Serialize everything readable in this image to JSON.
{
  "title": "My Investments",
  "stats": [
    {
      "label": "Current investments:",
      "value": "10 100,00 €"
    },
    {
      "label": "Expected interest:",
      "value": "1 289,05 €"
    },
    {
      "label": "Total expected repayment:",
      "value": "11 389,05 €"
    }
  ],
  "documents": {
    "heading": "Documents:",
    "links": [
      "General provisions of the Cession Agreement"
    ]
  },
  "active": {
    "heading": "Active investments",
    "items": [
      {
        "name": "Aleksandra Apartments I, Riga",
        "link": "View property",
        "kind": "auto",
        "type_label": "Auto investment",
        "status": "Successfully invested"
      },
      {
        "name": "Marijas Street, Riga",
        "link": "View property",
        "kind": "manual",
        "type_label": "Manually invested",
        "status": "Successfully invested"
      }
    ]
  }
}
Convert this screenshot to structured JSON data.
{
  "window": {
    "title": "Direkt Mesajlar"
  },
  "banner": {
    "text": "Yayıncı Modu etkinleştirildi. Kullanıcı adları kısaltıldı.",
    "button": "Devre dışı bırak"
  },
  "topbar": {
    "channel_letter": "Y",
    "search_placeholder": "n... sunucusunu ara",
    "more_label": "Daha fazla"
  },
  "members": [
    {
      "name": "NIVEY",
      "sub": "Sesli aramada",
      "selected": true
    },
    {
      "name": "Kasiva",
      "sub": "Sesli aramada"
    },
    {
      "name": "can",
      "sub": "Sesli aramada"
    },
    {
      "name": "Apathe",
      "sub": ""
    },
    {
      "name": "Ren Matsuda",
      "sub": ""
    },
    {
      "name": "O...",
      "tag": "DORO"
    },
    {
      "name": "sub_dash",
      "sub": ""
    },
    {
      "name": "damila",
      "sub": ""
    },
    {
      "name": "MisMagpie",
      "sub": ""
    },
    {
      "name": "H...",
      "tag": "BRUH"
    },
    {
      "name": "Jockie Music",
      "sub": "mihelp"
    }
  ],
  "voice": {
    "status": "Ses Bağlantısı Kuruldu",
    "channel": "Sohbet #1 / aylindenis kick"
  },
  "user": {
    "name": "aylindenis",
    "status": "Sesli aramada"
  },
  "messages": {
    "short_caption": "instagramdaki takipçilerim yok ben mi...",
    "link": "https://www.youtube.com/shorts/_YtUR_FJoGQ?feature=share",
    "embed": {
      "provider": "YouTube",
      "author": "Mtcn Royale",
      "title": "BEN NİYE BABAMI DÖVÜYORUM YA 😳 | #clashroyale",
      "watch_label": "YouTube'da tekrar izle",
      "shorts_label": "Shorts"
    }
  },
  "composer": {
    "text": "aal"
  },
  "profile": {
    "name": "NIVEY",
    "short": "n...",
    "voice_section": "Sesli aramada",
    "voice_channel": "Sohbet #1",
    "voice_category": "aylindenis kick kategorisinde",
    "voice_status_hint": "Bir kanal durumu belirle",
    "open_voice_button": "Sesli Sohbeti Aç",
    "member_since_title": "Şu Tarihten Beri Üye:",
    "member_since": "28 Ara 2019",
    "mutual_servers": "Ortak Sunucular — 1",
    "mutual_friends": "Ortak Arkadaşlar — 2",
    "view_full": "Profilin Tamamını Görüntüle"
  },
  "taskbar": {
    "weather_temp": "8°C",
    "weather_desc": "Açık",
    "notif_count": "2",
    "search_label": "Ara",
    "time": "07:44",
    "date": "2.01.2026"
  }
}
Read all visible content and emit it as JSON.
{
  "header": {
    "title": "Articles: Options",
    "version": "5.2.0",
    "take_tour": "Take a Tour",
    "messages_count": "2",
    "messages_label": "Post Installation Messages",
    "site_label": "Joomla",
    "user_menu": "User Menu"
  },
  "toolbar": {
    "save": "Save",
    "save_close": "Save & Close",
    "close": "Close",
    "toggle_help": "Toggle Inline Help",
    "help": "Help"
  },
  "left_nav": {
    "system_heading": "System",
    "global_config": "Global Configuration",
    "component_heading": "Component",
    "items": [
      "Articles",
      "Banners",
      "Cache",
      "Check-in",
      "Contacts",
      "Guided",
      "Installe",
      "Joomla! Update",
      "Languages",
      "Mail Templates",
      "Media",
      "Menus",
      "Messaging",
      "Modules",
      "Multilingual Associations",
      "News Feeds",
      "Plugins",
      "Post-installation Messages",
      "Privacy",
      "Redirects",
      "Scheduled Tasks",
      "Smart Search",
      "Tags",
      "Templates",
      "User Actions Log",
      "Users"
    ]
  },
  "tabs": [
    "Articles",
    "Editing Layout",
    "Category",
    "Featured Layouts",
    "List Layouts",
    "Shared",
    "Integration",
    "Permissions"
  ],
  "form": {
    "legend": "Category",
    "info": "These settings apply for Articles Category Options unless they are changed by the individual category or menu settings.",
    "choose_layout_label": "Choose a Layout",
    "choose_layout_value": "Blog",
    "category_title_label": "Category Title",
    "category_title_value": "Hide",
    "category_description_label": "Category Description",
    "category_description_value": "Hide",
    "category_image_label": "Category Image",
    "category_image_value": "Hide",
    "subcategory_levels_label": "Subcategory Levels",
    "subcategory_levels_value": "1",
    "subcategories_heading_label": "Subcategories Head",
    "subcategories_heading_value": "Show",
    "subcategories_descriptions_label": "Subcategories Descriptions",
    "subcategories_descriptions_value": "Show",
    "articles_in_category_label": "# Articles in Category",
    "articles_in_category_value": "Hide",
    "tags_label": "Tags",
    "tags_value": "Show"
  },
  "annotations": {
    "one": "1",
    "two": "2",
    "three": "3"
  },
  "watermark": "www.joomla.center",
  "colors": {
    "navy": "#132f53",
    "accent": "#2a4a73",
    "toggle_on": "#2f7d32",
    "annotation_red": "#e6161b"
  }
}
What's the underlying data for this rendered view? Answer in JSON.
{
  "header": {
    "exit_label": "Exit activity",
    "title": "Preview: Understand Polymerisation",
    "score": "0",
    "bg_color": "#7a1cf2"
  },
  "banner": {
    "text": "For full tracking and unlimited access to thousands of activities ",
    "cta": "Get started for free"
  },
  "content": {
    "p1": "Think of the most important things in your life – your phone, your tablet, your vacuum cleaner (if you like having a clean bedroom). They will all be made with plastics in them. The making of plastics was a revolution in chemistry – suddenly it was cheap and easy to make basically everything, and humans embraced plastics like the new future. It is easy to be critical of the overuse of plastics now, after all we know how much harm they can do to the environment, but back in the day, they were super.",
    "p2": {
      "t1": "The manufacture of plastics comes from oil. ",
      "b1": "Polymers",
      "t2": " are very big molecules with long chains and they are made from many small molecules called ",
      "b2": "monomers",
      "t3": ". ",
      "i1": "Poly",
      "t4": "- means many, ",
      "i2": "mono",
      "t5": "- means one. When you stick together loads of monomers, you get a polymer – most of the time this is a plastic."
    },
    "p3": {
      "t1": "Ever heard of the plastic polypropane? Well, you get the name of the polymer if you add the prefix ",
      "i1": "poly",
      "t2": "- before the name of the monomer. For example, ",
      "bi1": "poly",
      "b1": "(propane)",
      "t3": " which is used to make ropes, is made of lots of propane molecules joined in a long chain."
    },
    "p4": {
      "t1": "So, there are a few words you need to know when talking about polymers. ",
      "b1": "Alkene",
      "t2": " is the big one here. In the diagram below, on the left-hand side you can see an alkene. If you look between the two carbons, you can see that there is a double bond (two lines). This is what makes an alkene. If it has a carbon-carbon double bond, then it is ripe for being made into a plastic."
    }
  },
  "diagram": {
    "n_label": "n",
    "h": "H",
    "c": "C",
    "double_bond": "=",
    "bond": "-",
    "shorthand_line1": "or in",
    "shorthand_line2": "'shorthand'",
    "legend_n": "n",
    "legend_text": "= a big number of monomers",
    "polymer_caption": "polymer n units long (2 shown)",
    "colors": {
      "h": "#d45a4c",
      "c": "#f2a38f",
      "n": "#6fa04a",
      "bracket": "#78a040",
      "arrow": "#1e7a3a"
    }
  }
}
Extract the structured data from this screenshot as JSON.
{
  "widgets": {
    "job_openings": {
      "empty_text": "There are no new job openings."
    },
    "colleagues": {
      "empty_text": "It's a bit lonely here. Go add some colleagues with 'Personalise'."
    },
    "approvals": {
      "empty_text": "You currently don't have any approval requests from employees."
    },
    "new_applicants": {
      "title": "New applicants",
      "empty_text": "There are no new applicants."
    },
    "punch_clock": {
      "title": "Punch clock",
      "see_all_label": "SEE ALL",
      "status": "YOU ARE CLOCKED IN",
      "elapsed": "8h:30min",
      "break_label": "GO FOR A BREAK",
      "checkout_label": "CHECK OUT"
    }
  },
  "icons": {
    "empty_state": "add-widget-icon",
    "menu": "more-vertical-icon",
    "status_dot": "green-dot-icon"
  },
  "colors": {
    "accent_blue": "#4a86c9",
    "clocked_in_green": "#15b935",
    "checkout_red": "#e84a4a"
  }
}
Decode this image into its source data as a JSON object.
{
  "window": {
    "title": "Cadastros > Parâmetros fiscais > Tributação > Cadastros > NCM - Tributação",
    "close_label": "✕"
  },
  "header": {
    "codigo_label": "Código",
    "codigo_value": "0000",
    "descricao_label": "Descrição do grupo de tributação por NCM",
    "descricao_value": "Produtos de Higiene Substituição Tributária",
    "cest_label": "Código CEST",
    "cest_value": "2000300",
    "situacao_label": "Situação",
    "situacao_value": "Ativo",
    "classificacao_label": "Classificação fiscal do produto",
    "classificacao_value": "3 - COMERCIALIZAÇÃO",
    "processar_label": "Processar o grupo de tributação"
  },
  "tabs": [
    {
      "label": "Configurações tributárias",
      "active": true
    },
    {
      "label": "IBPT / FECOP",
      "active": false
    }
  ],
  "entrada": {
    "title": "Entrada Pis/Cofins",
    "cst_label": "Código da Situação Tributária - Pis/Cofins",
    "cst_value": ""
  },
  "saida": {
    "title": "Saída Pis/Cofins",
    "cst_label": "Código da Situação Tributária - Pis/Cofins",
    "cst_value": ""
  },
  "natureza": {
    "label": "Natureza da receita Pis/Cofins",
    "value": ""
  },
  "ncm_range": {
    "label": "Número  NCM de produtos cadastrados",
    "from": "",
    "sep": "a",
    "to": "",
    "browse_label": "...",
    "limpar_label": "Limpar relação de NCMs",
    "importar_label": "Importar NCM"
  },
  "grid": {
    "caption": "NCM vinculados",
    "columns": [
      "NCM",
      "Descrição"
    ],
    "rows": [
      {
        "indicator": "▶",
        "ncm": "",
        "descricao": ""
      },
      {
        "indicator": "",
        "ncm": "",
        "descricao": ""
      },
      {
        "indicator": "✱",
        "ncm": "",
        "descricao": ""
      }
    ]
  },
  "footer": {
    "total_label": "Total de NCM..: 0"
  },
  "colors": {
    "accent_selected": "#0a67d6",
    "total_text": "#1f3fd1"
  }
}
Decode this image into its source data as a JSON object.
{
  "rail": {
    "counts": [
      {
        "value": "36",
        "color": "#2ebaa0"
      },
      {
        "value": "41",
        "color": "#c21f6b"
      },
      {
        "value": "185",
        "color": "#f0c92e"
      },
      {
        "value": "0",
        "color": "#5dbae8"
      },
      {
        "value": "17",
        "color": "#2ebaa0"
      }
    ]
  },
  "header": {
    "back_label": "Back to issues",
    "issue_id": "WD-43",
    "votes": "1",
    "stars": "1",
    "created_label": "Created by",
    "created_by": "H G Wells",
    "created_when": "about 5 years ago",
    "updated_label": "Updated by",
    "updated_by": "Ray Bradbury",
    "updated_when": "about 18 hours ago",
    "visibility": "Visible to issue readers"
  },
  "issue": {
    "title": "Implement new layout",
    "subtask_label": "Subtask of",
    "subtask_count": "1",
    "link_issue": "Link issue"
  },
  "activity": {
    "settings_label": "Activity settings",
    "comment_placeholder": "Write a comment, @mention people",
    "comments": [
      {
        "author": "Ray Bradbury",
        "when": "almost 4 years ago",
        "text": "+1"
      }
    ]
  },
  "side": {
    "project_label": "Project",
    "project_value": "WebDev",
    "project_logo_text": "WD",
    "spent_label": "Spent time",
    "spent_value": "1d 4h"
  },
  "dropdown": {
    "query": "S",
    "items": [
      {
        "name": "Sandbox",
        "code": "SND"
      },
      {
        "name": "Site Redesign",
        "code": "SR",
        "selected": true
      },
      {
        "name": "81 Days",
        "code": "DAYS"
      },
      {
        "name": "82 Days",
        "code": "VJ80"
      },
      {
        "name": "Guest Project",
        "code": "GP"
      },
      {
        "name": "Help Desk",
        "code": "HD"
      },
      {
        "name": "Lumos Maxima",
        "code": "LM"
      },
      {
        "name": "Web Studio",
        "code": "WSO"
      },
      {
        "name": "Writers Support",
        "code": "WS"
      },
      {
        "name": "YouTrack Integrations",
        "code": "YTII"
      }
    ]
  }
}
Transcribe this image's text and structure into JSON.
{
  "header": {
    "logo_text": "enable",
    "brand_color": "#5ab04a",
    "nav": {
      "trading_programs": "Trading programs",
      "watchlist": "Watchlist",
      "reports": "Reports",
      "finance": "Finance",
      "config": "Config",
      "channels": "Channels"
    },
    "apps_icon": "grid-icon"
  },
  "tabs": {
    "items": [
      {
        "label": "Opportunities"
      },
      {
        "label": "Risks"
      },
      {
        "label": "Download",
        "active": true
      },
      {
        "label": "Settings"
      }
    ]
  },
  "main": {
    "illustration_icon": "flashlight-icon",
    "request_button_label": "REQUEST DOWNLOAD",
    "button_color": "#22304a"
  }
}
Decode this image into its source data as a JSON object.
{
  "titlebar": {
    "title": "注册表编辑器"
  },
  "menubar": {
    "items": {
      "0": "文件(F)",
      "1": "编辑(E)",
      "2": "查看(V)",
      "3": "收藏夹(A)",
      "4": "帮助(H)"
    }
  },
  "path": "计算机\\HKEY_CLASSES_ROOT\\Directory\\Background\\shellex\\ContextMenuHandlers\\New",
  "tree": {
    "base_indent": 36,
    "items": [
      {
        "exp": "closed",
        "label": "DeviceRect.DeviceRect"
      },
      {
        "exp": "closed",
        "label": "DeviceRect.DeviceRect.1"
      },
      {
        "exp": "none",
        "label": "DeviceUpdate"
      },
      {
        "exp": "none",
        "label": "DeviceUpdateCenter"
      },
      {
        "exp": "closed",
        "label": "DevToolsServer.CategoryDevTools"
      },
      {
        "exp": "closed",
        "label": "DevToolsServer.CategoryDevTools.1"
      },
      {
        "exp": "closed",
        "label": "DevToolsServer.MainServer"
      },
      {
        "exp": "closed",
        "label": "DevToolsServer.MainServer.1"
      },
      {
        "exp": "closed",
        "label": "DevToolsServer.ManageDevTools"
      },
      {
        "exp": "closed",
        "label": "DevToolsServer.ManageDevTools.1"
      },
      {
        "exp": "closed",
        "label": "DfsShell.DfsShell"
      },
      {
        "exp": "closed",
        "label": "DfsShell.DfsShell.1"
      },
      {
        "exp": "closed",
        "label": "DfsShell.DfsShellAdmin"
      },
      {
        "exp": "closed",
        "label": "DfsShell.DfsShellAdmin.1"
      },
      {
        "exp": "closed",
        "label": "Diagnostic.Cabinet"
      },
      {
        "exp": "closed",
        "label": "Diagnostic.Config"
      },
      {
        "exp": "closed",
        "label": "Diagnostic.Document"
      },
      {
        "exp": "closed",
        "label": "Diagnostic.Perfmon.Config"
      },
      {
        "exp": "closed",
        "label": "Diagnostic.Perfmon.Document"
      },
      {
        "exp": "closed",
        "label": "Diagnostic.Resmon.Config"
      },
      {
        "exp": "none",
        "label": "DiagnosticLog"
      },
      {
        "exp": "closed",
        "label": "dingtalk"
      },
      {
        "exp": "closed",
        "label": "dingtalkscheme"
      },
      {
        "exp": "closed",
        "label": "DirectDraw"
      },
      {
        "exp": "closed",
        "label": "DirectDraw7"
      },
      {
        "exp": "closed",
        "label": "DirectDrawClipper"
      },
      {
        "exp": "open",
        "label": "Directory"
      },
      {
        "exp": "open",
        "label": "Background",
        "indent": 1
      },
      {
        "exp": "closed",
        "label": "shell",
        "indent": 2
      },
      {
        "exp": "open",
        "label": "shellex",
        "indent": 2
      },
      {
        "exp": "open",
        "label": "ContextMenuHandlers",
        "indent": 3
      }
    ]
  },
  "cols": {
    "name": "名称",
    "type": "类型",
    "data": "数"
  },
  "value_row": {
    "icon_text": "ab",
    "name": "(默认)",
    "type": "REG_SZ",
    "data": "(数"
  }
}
◆ ◆ ◆ ◆ ◆ ◆ ◆
## TASK
Tally the lines above that contain the word "data", and reply with only the number.

## WRITTEN ANSWER
8